## STATED PROBLEM
Reproduce the listing word for word, leaving every picture behind.

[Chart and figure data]
--*--

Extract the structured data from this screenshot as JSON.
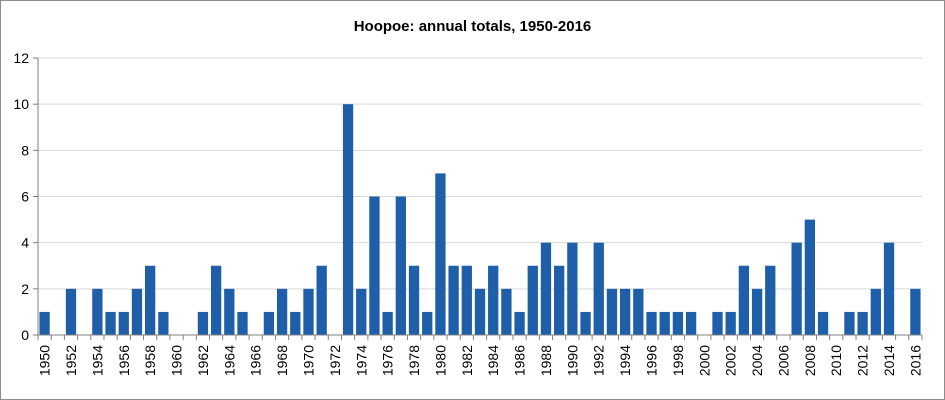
{
  "colors": {
    "bar": "#1f5ea8",
    "grid": "#d9d9d9",
    "axis": "#808080",
    "text": "#000000"
  },
  "chart_data": {
    "type": "bar",
    "title": "Hoopoe: annual totals, 1950-2016",
    "xlabel": "",
    "ylabel": "",
    "ylim": [
      0,
      12
    ],
    "yticks": [
      0,
      2,
      4,
      6,
      8,
      10,
      12
    ],
    "grid": true,
    "legend": "none",
    "x_tick_labels": [
      "1950",
      "1952",
      "1954",
      "1956",
      "1958",
      "1960",
      "1962",
      "1964",
      "1966",
      "1968",
      "1970",
      "1972",
      "1974",
      "1976",
      "1978",
      "1980",
      "1982",
      "1984",
      "1986",
      "1988",
      "1990",
      "1992",
      "1994",
      "1996",
      "1998",
      "2000",
      "2002",
      "2004",
      "2006",
      "2008",
      "2010",
      "2012",
      "2014",
      "2016"
    ],
    "categories": [
      1950,
      1951,
      1952,
      1953,
      1954,
      1955,
      1956,
      1957,
      1958,
      1959,
      1960,
      1961,
      1962,
      1963,
      1964,
      1965,
      1966,
      1967,
      1968,
      1969,
      1970,
      1971,
      1972,
      1973,
      1974,
      1975,
      1976,
      1977,
      1978,
      1979,
      1980,
      1981,
      1982,
      1983,
      1984,
      1985,
      1986,
      1987,
      1988,
      1989,
      1990,
      1991,
      1992,
      1993,
      1994,
      1995,
      1996,
      1997,
      1998,
      1999,
      2000,
      2001,
      2002,
      2003,
      2004,
      2005,
      2006,
      2007,
      2008,
      2009,
      2010,
      2011,
      2012,
      2013,
      2014,
      2015,
      2016
    ],
    "values": [
      1,
      0,
      2,
      0,
      2,
      1,
      1,
      2,
      3,
      1,
      0,
      0,
      1,
      3,
      2,
      1,
      0,
      1,
      2,
      1,
      2,
      3,
      0,
      10,
      2,
      6,
      1,
      6,
      3,
      1,
      7,
      3,
      3,
      2,
      3,
      2,
      1,
      3,
      4,
      3,
      4,
      1,
      4,
      2,
      2,
      2,
      1,
      1,
      1,
      1,
      0,
      1,
      1,
      3,
      2,
      3,
      0,
      4,
      5,
      1,
      0,
      1,
      1,
      2,
      4,
      0,
      2
    ]
  }
}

--*--

## FINAL RESULT
Extract the structured data from this screenshot as JSON.
{
  "colors": {
    "bar": "#1f5ea8",
    "grid": "#d9d9d9",
    "axis": "#808080",
    "text": "#000000"
  },
  "chart_data": {
    "type": "bar",
    "title": "Hoopoe: annual totals, 1950-2016",
    "xlabel": "",
    "ylabel": "",
    "ylim": [
      0,
      12
    ],
    "yticks": [
      0,
      2,
      4,
      6,
      8,
      10,
      12
    ],
    "grid": true,
    "legend": "none",
    "x_tick_labels": [
      "1950",
      "1952",
      "1954",
      "1956",
      "1958",
      "1960",
      "1962",
      "1964",
      "1966",
      "1968",
      "1970",
      "1972",
      "1974",
      "1976",
      "1978",
      "1980",
      "1982",
      "1984",
      "1986",
      "1988",
      "1990",
      "1992",
      "1994",
      "1996",
      "1998",
      "2000",
      "2002",
      "2004",
      "2006",
      "2008",
      "2010",
      "2012",
      "2014",
      "2016"
    ],
    "categories": [
      1950,
      1951,
      1952,
      1953,
      1954,
      1955,
      1956,
      1957,
      1958,
      1959,
      1960,
      1961,
      1962,
      1963,
      1964,
      1965,
      1966,
      1967,
      1968,
      1969,
      1970,
      1971,
      1972,
      1973,
      1974,
      1975,
      1976,
      1977,
      1978,
      1979,
      1980,
      1981,
      1982,
      1983,
      1984,
      1985,
      1986,
      1987,
      1988,
      1989,
      1990,
      1991,
      1992,
      1993,
      1994,
      1995,
      1996,
      1997,
      1998,
      1999,
      2000,
      2001,
      2002,
      2003,
      2004,
      2005,
      2006,
      2007,
      2008,
      2009,
      2010,
      2011,
      2012,
      2013,
      2014,
      2015,
      2016
    ],
    "values": [
      1,
      0,
      2,
      0,
      2,
      1,
      1,
      2,
      3,
      1,
      0,
      0,
      1,
      3,
      2,
      1,
      0,
      1,
      2,
      1,
      2,
      3,
      0,
      10,
      2,
      6,
      1,
      6,
      3,
      1,
      7,
      3,
      3,
      2,
      3,
      2,
      1,
      3,
      4,
      3,
      4,
      1,
      4,
      2,
      2,
      2,
      1,
      1,
      1,
      1,
      0,
      1,
      1,
      3,
      2,
      3,
      0,
      4,
      5,
      1,
      0,
      1,
      1,
      2,
      4,
      0,
      2
    ]
  }
}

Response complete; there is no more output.